[Start of DATA LINES]

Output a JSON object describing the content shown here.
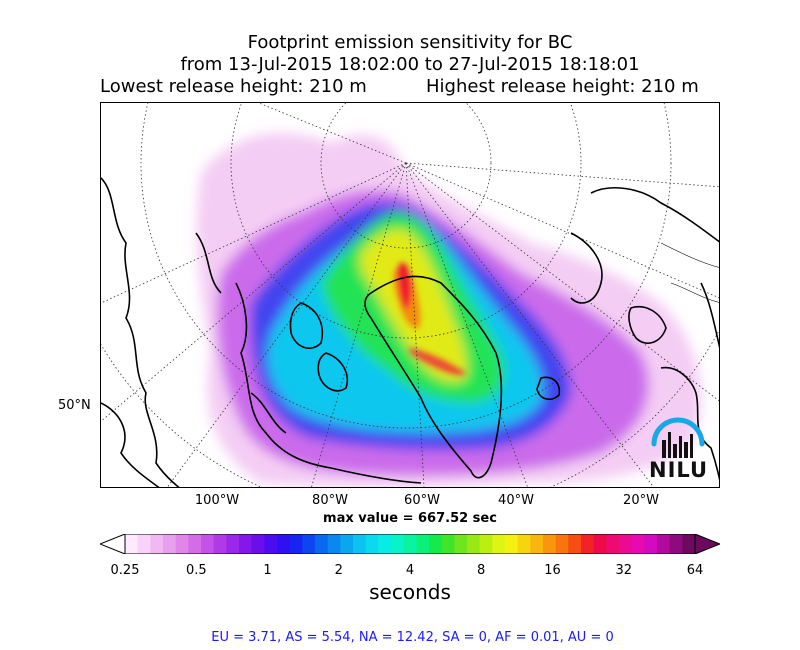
{
  "title": {
    "line1": "Footprint emission sensitivity for BC",
    "line2": "from 13-Jul-2015 18:02:00 to 27-Jul-2015 18:18:01",
    "line3_left": "Lowest release height: 210 m",
    "line3_right": "Highest release height: 210 m"
  },
  "chart_data": {
    "type": "heatmap",
    "title": "Footprint emission sensitivity for BC",
    "x_tick_labels": [
      "100°W",
      "80°W",
      "60°W",
      "40°W",
      "20°W"
    ],
    "y_tick_labels": [
      "50°N"
    ],
    "max_value_label": "max value = 667.52 sec",
    "colorbar": {
      "label": "seconds",
      "scale": "log",
      "range": [
        0.25,
        64
      ],
      "tick_values": [
        0.25,
        0.5,
        1,
        2,
        4,
        8,
        16,
        32,
        64
      ],
      "tick_labels": [
        "0.25",
        "0.5",
        "1",
        "2",
        "4",
        "8",
        "16",
        "32",
        "64"
      ],
      "extend": "both",
      "colors": [
        "#fdeafd",
        "#f8d2f8",
        "#f1b9f1",
        "#e9a0ec",
        "#df86e8",
        "#d46ce6",
        "#c452e8",
        "#b03be6",
        "#9a28e8",
        "#8418ea",
        "#6a0eea",
        "#4c0cef",
        "#2f10f2",
        "#1626f0",
        "#0c46ef",
        "#0a68ee",
        "#0988ef",
        "#0aa6ef",
        "#0bc2f0",
        "#0ad9ee",
        "#09ebe5",
        "#0af2c8",
        "#0af3a3",
        "#0bf07a",
        "#16ea4b",
        "#3fe52a",
        "#6ee51d",
        "#98e816",
        "#bdee12",
        "#def412",
        "#f6f010",
        "#f7d50e",
        "#f8b60e",
        "#f8960e",
        "#f7740f",
        "#f54d12",
        "#f12326",
        "#ee0a4a",
        "#ee0a70",
        "#ec0a93",
        "#e70ab3",
        "#d40ac0",
        "#b10a9c",
        "#8f0a7e",
        "#6d0a5e"
      ]
    }
  },
  "footer": "EU = 3.71,  AS = 5.54,  NA = 12.42,  SA = 0,  AF = 0.01,  AU = 0",
  "logo": {
    "text": "NILU",
    "arc_color": "#1aa7e6"
  }
}
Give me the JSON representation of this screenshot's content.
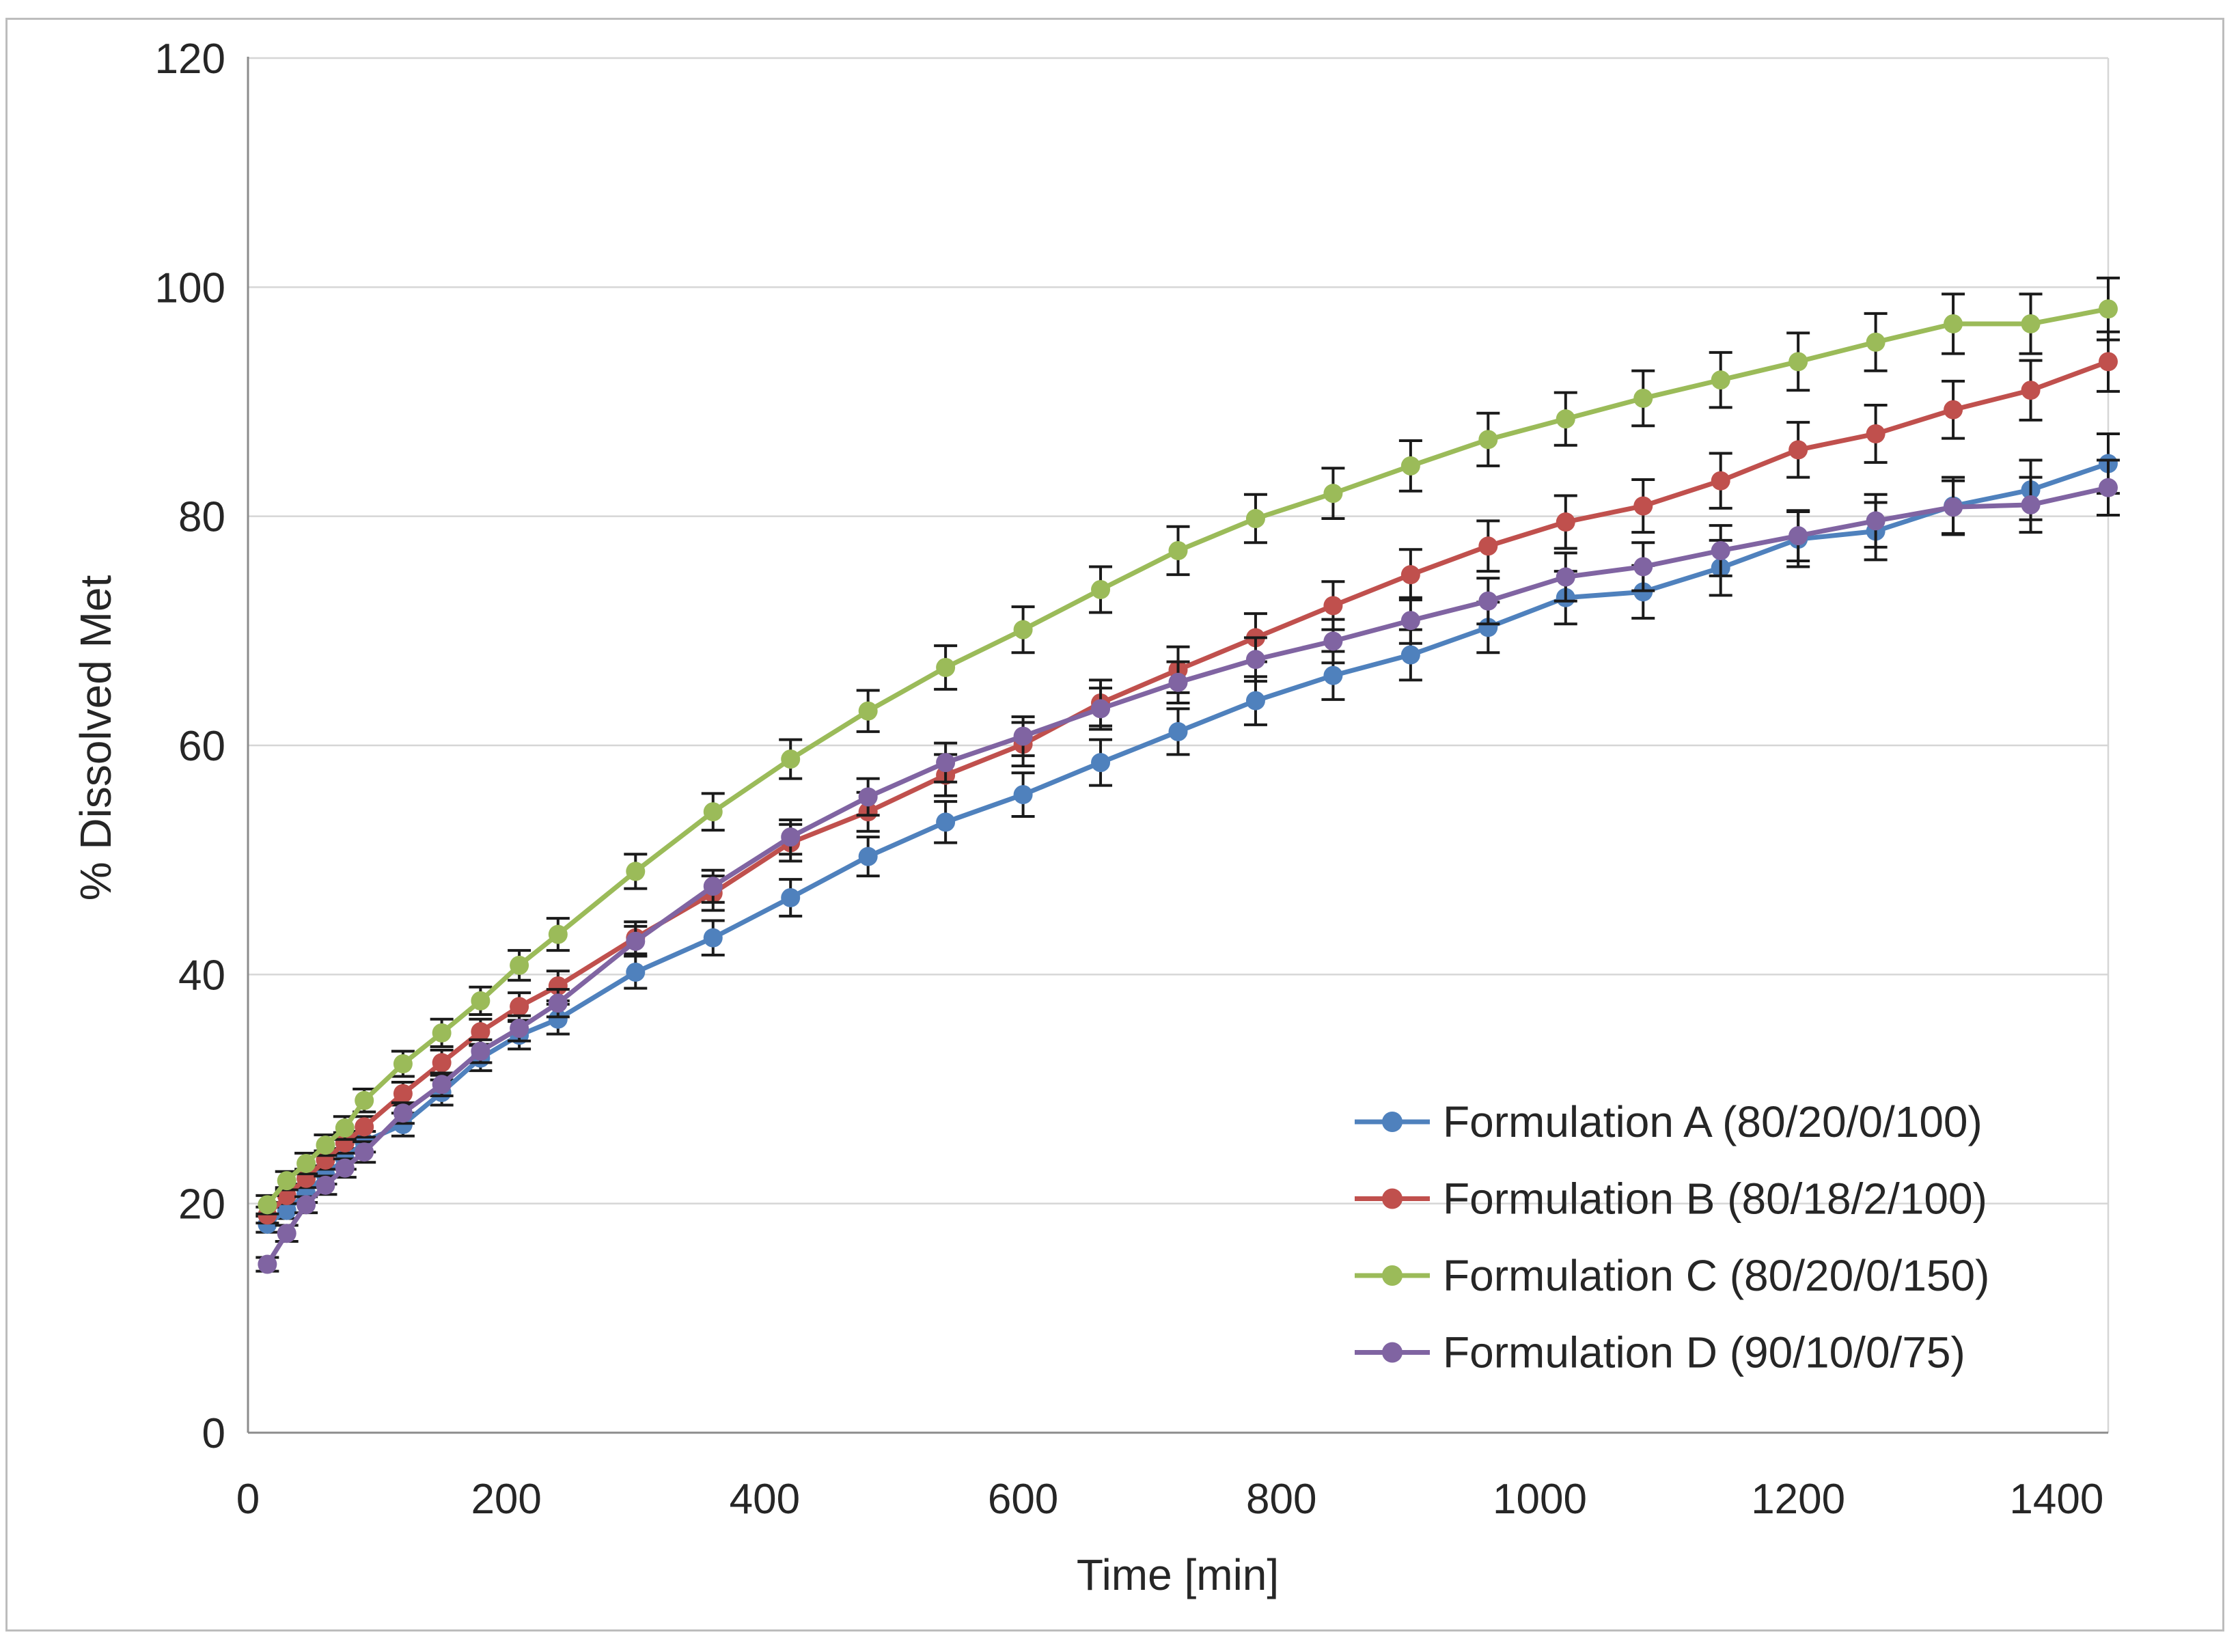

[End of DATA LINES]

**GOAL OF THE EXERCISE:** Where a line above holds the string "height", show that line.

**REPLY TO THE TASK:**
    "line3_left": "Lowest release height: 210 m",
    "line3_right": "Highest release height: 210 m"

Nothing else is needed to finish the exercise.